CJCE, 3 décembre 1996, n° C-268/94

COUR DE JUSTICE DES COMMUNAUTÉS EUROPÉENNES

Arrêt

PARTIES

Demandeur :

République portugaise, République hellénique

Défendeur :

Conseil de l'Union européenne, Royaume de Danemark, Royaume-Uni de Grande-Bretagne et d'Irlande du Nord, Commission des Communautés européennes

COMPOSITION DE LA JURIDICTION

Président :

M. Rodríguez Iglesias

Présidents de chambre :

MM. Mancini, Moitinho de Almeida, Murray, Sevón

Avocat général :

M. La Pergola

Juges :

MM. Kakouris, Kapteyn, Gulmann, Edward, Puissochet, Hirsch, Jann, Wathelet

CJCE n° C-268/94

3 décembre 1996

LA COUR,

1 Par requête déposée au greffe de la Cour le 26 septembre 1994, la République portugaise a, en vertu de l'article 173 du traité CE, demandé l'annulation de la décision 94-578-CE du Conseil, du 18 juillet 1994, concernant la conclusion de l'accord de coopération entre la Communauté européenne et la République de l'Inde relatif au partenariat et au développement (JO L 223, p. 23, ci-après la "décision litigieuse").

2 La décision litigieuse est fondée sur les articles 113 et 130 Y, en liaison avec l'article 228, paragraphe 2, première phrase, et paragraphe 3, premier alinéa, du traité CE.

3 La décision litigieuse a été adoptée par le Conseil statuant à la majorité qualifiée, après consultation du Parlement européen. Lors de la session au cours de laquelle cette décision a été adoptée, la République portugaise a manifesté, par une déclaration au procès-verbal, son désaccord quant au choix de la base juridique.

4 L'accord de coopération entre la Communauté européenne et la République de l'Inde relatif au partenariat et au développement (ci-après l'"accord") est entré en vigueur le 1er août 1994 (JO L 223, p. 35).

5 L'article 1er, paragraphe 1, de l'accord dispose: "Le respect des droits de l'homme et des principes démocratiques est la base de la coopération entre les parties contractantes et des dispositions du présent accord et constitue un élément essentiel du présent accord."

6 L'article 1er, paragraphe 2, premier alinéa, de l'accord prévoit: "Le présent accord a pour objectif principal de développer, grâce au dialogue et au partenariat, les divers aspects de la coopération entre les parties contractantes afin d'établir des relations plus étroites et meilleures." L'article 1er, paragraphe 2, second alinéa, énonce les points sur lesquels cette coopération est axée.

7 L'article 2 de l'accord prévoit que le régime de la nation la plus favorisée sera appliqué dans les relations commerciales entre la Communauté et la République de l'Inde.

8 L'article 3 contient des dispositions relatives aux échanges et à la coopération commerciale et l'article 4 concerne la coopération économique.

● **Objectif visé**: D'après l'arrêt de la Cour de justice, à quelle date l'accord de coopération entre la Communauté européenne et la République de l'Inde est-il entré en vigueur ?

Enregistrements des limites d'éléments
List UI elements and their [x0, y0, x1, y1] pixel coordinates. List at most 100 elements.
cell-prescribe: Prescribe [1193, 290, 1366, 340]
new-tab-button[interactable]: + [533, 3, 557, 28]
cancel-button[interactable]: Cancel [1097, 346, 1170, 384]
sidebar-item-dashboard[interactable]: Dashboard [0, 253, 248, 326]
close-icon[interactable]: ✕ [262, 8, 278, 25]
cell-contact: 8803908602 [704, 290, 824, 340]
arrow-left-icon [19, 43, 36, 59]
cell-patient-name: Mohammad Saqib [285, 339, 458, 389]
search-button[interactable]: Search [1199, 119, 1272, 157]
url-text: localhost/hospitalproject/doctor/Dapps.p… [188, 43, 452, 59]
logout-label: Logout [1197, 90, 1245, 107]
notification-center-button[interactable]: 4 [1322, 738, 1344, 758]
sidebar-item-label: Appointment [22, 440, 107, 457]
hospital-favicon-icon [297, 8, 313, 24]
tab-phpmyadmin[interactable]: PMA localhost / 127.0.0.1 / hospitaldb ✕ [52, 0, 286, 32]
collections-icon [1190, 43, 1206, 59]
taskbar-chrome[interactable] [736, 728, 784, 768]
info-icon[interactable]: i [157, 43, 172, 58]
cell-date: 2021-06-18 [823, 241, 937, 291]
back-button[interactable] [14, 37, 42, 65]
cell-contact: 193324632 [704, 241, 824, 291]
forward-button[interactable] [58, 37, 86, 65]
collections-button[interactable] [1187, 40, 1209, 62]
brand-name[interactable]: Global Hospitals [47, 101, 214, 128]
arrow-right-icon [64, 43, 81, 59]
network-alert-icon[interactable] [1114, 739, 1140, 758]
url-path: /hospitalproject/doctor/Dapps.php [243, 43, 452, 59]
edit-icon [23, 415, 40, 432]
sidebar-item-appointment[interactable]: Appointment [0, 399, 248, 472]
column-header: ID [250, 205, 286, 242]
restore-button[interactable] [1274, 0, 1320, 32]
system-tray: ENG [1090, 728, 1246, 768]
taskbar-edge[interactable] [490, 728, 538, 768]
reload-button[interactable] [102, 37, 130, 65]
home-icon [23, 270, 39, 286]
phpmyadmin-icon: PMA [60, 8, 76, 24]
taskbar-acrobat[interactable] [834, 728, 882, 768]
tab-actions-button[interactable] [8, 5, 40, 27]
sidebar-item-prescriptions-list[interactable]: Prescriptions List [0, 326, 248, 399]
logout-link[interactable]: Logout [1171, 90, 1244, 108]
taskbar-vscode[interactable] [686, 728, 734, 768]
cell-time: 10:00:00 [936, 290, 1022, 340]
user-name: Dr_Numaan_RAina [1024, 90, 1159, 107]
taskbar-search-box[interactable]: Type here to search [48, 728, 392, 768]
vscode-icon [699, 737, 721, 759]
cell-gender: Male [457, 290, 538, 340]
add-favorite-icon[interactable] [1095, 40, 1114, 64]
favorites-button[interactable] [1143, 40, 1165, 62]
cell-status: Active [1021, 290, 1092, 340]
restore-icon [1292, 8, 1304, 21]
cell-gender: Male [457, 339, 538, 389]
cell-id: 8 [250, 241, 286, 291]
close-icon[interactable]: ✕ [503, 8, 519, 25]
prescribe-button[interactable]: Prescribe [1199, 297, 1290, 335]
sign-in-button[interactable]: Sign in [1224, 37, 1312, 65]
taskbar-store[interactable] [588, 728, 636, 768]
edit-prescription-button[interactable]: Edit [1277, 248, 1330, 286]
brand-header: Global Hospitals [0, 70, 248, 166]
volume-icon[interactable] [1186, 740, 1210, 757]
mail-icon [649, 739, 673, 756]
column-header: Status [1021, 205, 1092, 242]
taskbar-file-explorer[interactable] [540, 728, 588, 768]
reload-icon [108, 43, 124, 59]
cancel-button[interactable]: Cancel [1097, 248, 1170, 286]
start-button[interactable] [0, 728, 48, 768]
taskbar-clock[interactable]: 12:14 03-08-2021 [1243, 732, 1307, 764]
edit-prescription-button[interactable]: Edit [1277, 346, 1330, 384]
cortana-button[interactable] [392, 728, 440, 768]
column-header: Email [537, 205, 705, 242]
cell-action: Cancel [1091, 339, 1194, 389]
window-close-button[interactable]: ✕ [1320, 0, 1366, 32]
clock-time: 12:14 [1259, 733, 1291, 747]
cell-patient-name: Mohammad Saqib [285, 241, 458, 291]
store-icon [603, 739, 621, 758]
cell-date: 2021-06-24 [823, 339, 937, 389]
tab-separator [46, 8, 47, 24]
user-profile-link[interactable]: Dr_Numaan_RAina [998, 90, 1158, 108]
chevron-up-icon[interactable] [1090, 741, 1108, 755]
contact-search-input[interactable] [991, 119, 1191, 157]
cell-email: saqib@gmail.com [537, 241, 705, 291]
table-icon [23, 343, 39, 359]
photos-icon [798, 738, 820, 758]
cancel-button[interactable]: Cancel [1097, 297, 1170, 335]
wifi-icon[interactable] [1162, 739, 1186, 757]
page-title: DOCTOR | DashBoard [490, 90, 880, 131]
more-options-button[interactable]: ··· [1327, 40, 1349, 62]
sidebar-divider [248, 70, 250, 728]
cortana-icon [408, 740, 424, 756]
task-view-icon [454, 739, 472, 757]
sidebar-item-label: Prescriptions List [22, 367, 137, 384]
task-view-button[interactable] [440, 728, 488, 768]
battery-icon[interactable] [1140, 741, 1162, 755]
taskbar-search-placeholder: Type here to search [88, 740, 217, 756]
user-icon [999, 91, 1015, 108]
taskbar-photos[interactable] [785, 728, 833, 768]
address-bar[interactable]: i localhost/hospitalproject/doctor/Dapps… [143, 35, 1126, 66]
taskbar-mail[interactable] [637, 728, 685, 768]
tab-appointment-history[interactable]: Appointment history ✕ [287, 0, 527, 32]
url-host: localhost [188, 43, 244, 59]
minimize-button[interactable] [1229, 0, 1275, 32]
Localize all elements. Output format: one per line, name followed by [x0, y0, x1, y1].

---

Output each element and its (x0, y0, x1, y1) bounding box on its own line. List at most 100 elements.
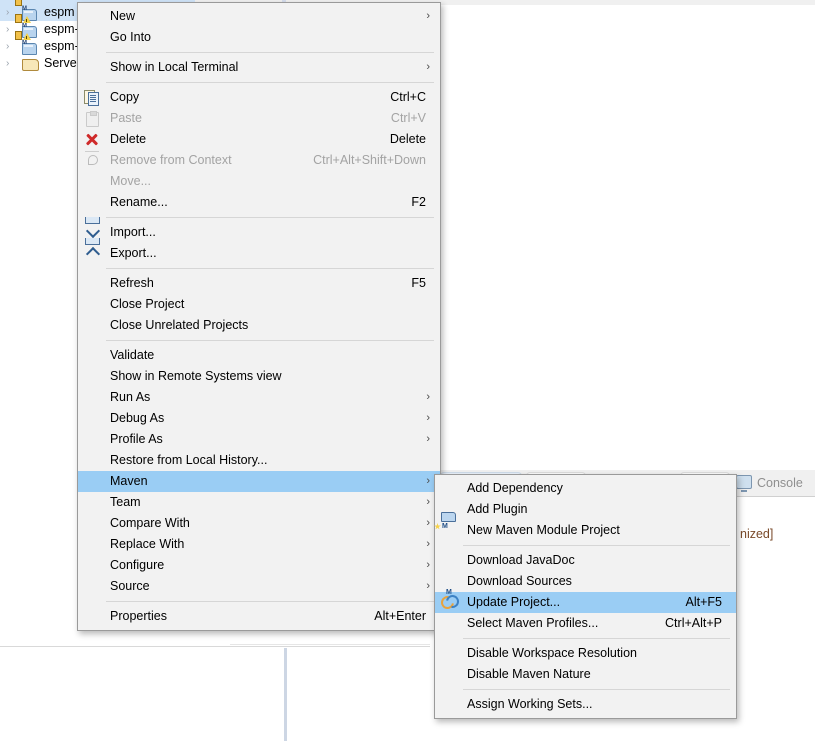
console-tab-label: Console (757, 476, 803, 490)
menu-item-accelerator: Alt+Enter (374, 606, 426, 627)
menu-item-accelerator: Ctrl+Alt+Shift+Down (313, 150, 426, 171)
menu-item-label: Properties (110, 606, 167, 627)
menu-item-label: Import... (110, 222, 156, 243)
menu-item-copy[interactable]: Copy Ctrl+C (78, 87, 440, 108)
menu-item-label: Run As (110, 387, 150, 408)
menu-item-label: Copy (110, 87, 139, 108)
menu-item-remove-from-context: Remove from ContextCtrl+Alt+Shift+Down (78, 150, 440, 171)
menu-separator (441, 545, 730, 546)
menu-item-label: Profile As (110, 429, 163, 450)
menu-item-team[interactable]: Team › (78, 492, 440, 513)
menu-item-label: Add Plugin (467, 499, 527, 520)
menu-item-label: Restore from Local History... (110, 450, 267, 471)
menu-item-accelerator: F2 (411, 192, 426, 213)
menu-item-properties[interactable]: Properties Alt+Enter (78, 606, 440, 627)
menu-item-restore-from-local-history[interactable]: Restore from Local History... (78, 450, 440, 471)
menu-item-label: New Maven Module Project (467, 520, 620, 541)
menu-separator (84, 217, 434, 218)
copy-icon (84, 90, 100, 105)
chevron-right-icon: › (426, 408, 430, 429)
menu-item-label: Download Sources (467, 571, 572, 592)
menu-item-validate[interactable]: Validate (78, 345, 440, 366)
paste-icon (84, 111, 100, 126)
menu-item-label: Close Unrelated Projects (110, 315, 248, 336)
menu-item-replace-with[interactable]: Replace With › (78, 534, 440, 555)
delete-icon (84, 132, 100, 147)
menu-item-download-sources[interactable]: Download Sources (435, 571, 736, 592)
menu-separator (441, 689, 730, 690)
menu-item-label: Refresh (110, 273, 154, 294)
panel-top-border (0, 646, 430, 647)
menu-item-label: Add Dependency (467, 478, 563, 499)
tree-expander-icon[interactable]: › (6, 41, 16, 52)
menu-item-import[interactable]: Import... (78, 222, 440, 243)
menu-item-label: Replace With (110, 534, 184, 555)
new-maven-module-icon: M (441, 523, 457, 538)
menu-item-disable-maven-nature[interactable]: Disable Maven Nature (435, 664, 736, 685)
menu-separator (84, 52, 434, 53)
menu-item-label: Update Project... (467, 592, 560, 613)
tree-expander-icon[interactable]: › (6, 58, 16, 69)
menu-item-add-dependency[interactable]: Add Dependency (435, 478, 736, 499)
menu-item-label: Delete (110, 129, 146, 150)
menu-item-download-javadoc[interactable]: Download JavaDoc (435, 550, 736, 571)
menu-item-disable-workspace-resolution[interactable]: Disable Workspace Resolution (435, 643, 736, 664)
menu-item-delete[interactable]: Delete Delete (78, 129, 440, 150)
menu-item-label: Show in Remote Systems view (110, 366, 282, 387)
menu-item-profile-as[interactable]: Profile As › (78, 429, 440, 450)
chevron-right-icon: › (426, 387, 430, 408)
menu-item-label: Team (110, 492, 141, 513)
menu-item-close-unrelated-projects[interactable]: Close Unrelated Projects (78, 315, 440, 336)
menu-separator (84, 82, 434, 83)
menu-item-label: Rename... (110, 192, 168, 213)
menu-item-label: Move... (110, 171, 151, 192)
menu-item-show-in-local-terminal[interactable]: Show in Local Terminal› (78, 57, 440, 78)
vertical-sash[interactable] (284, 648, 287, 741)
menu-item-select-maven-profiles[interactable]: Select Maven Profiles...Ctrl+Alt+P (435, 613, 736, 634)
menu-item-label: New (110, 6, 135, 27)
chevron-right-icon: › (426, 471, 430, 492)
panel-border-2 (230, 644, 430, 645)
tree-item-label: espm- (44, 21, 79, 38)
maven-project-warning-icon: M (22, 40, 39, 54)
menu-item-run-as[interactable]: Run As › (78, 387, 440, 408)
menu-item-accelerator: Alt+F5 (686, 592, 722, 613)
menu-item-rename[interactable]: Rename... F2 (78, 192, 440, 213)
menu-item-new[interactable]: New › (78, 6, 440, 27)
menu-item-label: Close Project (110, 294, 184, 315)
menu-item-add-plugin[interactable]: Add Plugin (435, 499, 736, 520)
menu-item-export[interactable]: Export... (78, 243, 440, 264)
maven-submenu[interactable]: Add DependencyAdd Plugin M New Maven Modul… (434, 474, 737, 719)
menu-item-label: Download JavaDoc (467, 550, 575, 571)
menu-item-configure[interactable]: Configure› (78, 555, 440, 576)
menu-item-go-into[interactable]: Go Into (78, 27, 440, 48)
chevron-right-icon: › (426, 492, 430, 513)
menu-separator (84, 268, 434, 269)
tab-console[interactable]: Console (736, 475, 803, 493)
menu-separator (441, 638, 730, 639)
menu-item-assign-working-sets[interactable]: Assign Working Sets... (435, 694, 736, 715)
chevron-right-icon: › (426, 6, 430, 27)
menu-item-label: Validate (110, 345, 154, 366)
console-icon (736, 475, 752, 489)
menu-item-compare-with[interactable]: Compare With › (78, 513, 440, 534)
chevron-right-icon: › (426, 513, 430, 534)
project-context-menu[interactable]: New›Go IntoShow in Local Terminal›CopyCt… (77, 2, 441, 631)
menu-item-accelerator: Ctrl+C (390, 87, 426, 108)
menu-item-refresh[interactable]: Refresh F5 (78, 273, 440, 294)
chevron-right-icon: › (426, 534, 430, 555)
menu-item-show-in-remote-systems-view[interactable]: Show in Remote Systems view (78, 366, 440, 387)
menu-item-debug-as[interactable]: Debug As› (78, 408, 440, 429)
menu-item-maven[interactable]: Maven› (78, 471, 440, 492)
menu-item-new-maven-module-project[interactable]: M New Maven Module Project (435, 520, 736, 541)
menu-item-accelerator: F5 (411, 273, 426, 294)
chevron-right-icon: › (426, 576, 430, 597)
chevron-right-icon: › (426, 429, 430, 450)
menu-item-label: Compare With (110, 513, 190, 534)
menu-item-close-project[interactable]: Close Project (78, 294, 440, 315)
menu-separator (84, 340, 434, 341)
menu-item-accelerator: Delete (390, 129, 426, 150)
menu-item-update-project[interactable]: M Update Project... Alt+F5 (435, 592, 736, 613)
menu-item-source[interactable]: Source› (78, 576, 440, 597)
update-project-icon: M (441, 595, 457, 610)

● **Résultat obtenu**: Il est entré en vigueur le 1er août 1994.